-- Extracted information --
--- BEGIN ---

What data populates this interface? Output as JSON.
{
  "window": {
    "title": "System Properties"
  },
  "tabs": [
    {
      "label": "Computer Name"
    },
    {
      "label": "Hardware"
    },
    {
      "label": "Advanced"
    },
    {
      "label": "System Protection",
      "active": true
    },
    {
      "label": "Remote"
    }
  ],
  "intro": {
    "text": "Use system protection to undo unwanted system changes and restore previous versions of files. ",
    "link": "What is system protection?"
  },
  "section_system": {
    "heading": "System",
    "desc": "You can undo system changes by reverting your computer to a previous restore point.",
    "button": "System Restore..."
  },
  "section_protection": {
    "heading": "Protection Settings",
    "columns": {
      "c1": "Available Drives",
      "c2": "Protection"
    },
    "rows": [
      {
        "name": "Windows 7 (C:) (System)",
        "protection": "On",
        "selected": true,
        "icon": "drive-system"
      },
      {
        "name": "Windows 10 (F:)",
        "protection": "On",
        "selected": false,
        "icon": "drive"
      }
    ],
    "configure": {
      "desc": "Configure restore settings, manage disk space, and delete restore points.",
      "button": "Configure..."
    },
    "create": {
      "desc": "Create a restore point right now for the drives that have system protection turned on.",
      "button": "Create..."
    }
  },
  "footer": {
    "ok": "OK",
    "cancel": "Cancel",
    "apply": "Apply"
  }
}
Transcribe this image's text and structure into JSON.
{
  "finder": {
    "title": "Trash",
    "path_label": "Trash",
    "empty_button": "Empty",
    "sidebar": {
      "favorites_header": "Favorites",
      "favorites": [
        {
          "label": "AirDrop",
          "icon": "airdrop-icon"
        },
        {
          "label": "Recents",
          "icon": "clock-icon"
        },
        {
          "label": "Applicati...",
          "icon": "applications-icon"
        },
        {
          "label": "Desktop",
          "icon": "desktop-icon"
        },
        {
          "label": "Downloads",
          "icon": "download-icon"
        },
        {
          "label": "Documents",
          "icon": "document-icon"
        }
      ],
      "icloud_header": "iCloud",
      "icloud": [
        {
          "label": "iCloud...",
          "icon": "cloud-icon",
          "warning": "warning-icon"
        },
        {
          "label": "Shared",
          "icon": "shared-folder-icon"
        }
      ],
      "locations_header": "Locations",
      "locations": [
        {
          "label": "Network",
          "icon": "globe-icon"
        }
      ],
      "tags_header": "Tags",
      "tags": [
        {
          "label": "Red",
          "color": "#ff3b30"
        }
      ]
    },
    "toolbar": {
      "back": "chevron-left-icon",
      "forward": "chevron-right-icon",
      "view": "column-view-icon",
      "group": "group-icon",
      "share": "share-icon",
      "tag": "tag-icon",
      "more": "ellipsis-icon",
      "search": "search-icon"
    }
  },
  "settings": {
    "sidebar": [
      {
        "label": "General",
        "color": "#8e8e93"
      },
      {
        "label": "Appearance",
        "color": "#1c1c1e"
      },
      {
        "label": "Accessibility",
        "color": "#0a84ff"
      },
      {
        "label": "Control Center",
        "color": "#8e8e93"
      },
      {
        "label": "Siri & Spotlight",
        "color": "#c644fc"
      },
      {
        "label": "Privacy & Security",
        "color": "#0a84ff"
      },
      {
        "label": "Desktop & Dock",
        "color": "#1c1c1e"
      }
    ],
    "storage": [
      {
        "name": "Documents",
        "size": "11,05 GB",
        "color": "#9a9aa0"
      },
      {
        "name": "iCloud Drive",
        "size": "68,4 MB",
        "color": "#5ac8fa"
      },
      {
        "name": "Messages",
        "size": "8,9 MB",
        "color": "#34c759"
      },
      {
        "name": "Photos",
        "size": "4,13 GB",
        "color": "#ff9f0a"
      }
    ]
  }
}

--- END ---

Review the preceding data and report every line that includes the string "right".

-- Correct response --
      "desc": "Create a restore point right now for the drives that have system protection turned on.",
      "forward": "chevron-right-icon",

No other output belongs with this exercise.